PROBLEM DETAILS:
In your copy, include every line of the listing below exactly but none of the pictures.
***
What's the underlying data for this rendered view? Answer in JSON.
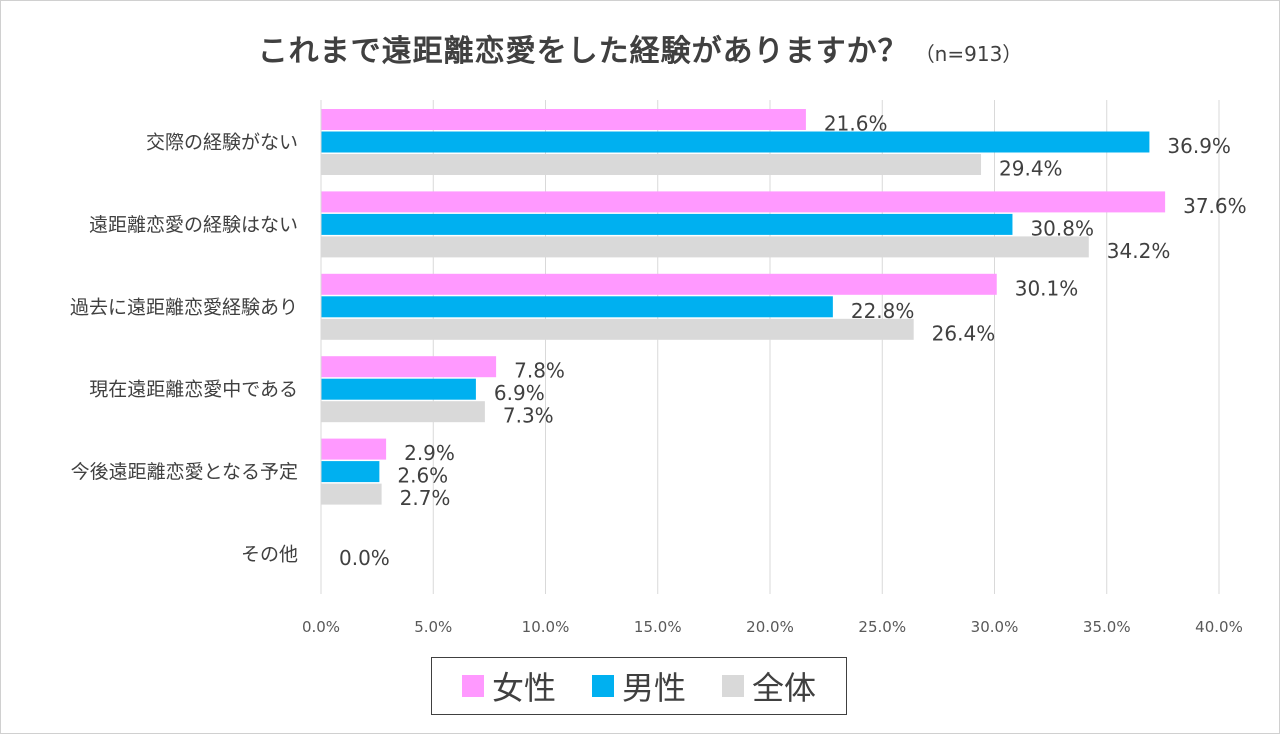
{
  "title": "これまで遠距離恋愛をした経験がありますか？",
  "subtitle": "（n=913）",
  "chart_data": {
    "type": "bar",
    "orientation": "horizontal",
    "categories": [
      "交際の経験がない",
      "遠距離恋愛の経験はない",
      "過去に遠距離恋愛経験あり",
      "現在遠距離恋愛中である",
      "今後遠距離恋愛となる予定",
      "その他"
    ],
    "series": [
      {
        "name": "女性",
        "color": "#ff99ff",
        "values": [
          21.6,
          37.6,
          30.1,
          7.8,
          2.9,
          0.0
        ],
        "labels": [
          "21.6%",
          "37.6%",
          "30.1%",
          "7.8%",
          "2.9%",
          ""
        ]
      },
      {
        "name": "男性",
        "color": "#00b0f0",
        "values": [
          36.9,
          30.8,
          22.8,
          6.9,
          2.6,
          0.0
        ],
        "labels": [
          "36.9%",
          "30.8%",
          "22.8%",
          "6.9%",
          "2.6%",
          "0.0%"
        ]
      },
      {
        "name": "全体",
        "color": "#d9d9d9",
        "values": [
          29.4,
          34.2,
          26.4,
          7.3,
          2.7,
          0.0
        ],
        "labels": [
          "29.4%",
          "34.2%",
          "26.4%",
          "7.3%",
          "2.7%",
          ""
        ]
      }
    ],
    "xlim": [
      0,
      40
    ],
    "xticks": [
      "0.0%",
      "5.0%",
      "10.0%",
      "15.0%",
      "20.0%",
      "25.0%",
      "30.0%",
      "35.0%",
      "40.0%"
    ],
    "grid": true,
    "legend": "bottom"
  }
}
***
WORKED SOLUTION:
What's the underlying data for this rendered view? Answer in JSON.
{
  "title": "これまで遠距離恋愛をした経験がありますか？",
  "subtitle": "（n=913）",
  "chart_data": {
    "type": "bar",
    "orientation": "horizontal",
    "categories": [
      "交際の経験がない",
      "遠距離恋愛の経験はない",
      "過去に遠距離恋愛経験あり",
      "現在遠距離恋愛中である",
      "今後遠距離恋愛となる予定",
      "その他"
    ],
    "series": [
      {
        "name": "女性",
        "color": "#ff99ff",
        "values": [
          21.6,
          37.6,
          30.1,
          7.8,
          2.9,
          0.0
        ],
        "labels": [
          "21.6%",
          "37.6%",
          "30.1%",
          "7.8%",
          "2.9%",
          ""
        ]
      },
      {
        "name": "男性",
        "color": "#00b0f0",
        "values": [
          36.9,
          30.8,
          22.8,
          6.9,
          2.6,
          0.0
        ],
        "labels": [
          "36.9%",
          "30.8%",
          "22.8%",
          "6.9%",
          "2.6%",
          "0.0%"
        ]
      },
      {
        "name": "全体",
        "color": "#d9d9d9",
        "values": [
          29.4,
          34.2,
          26.4,
          7.3,
          2.7,
          0.0
        ],
        "labels": [
          "29.4%",
          "34.2%",
          "26.4%",
          "7.3%",
          "2.7%",
          ""
        ]
      }
    ],
    "xlim": [
      0,
      40
    ],
    "xticks": [
      "0.0%",
      "5.0%",
      "10.0%",
      "15.0%",
      "20.0%",
      "25.0%",
      "30.0%",
      "35.0%",
      "40.0%"
    ],
    "grid": true,
    "legend": "bottom"
  }
}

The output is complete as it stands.